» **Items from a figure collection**
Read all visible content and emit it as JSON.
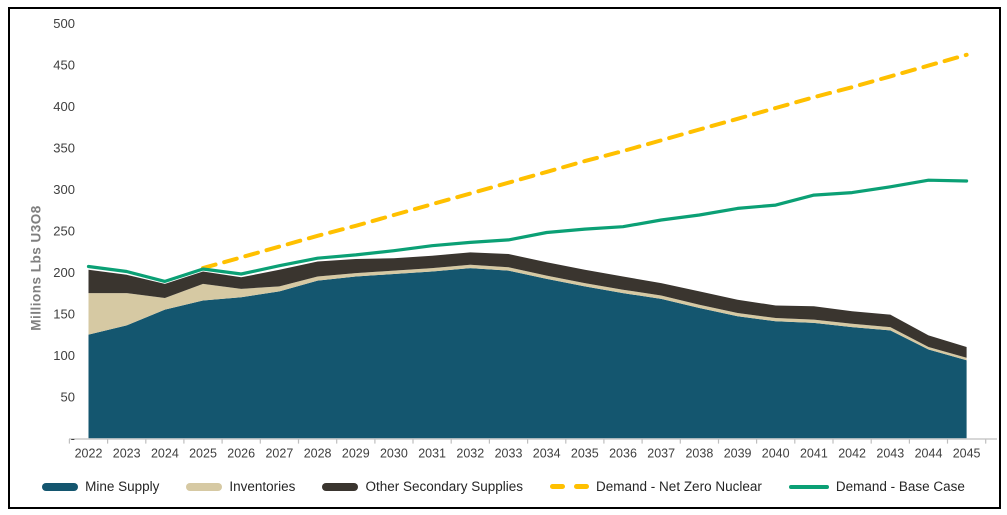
{
  "chart_data": {
    "type": "area",
    "stacked": true,
    "title": "",
    "xlabel": "",
    "ylabel": "Millions Lbs U3O8",
    "ylim": [
      0,
      500
    ],
    "ytick_step": 50,
    "ytick_labels": [
      "-",
      "50",
      "100",
      "150",
      "200",
      "250",
      "300",
      "350",
      "400",
      "450",
      "500"
    ],
    "grid": false,
    "legend_position": "bottom",
    "categories": [
      "2022",
      "2023",
      "2024",
      "2025",
      "2026",
      "2027",
      "2028",
      "2029",
      "2030",
      "2031",
      "2032",
      "2033",
      "2034",
      "2035",
      "2036",
      "2037",
      "2038",
      "2039",
      "2040",
      "2041",
      "2042",
      "2043",
      "2044",
      "2045"
    ],
    "series": [
      {
        "name": "Mine Supply",
        "type": "area",
        "color": "#14566F",
        "values": [
          125,
          136,
          155,
          166,
          170,
          177,
          190,
          195,
          198,
          201,
          205,
          202,
          192,
          183,
          175,
          168,
          157,
          147,
          141,
          139,
          134,
          130,
          107,
          94
        ]
      },
      {
        "name": "Inventories",
        "type": "area",
        "color": "#D6C9A3",
        "values": [
          50,
          39,
          14,
          20,
          10,
          6,
          5,
          4,
          4,
          4,
          4,
          4,
          4,
          4,
          4,
          4,
          4,
          4,
          4,
          4,
          4,
          4,
          3,
          3
        ]
      },
      {
        "name": "Other Secondary Supplies",
        "type": "area",
        "color": "#3A352F",
        "values": [
          28,
          22,
          17,
          15,
          14,
          20,
          18,
          17,
          15,
          15,
          15,
          16,
          16,
          16,
          16,
          15,
          16,
          16,
          15,
          16,
          15,
          15,
          14,
          13
        ]
      },
      {
        "name": "Demand - Net Zero Nuclear",
        "type": "line",
        "style": "dashed",
        "color": "#FFC000",
        "values": [
          null,
          null,
          null,
          205,
          218,
          231,
          244,
          256,
          269,
          282,
          295,
          308,
          321,
          334,
          346,
          359,
          372,
          385,
          398,
          411,
          423,
          436,
          449,
          462
        ]
      },
      {
        "name": "Demand - Base Case",
        "type": "line",
        "style": "solid",
        "color": "#0BA075",
        "values": [
          207,
          201,
          189,
          204,
          198,
          208,
          217,
          221,
          226,
          232,
          236,
          239,
          248,
          252,
          255,
          263,
          269,
          277,
          281,
          293,
          296,
          303,
          311,
          310
        ]
      }
    ]
  },
  "legend": {
    "items": [
      {
        "label": "Mine Supply",
        "color": "#14566F",
        "swatch": "bar"
      },
      {
        "label": "Inventories",
        "color": "#D6C9A3",
        "swatch": "bar"
      },
      {
        "label": "Other Secondary Supplies",
        "color": "#3A352F",
        "swatch": "bar"
      },
      {
        "label": "Demand - Net Zero Nuclear",
        "color": "#FFC000",
        "swatch": "dashes"
      },
      {
        "label": "Demand - Base Case",
        "color": "#0BA075",
        "swatch": "line"
      }
    ]
  }
}
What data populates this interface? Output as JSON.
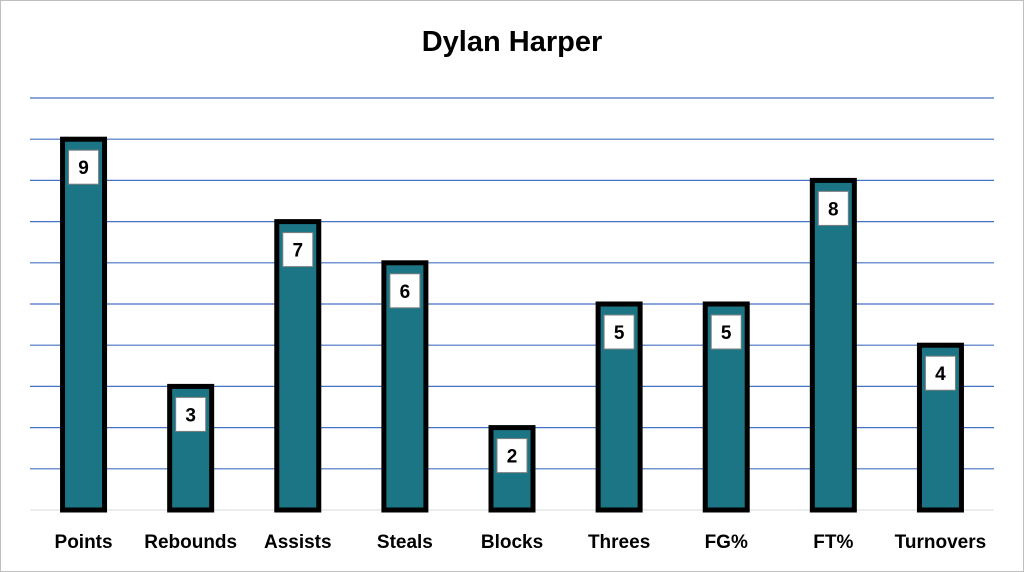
{
  "chart_data": {
    "type": "bar",
    "title": "Dylan Harper",
    "categories": [
      "Points",
      "Rebounds",
      "Assists",
      "Steals",
      "Blocks",
      "Threes",
      "FG%",
      "FT%",
      "Turnovers"
    ],
    "series": [
      {
        "values": [
          9,
          3,
          7,
          6,
          2,
          5,
          5,
          8,
          4
        ]
      }
    ],
    "xlabel": "",
    "ylabel": "",
    "ylim": [
      0,
      10
    ],
    "grid": true,
    "legend": "none",
    "data_labels": true,
    "colors": {
      "bar_fill": "#1c7585",
      "bar_outline": "#000000",
      "gridline": "#4472c4",
      "label_box": "#ffffff"
    }
  }
}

» **Task instructions**
Provide only the number of lines in the entries that hold the word "Other".

» **Solution for this problem**
2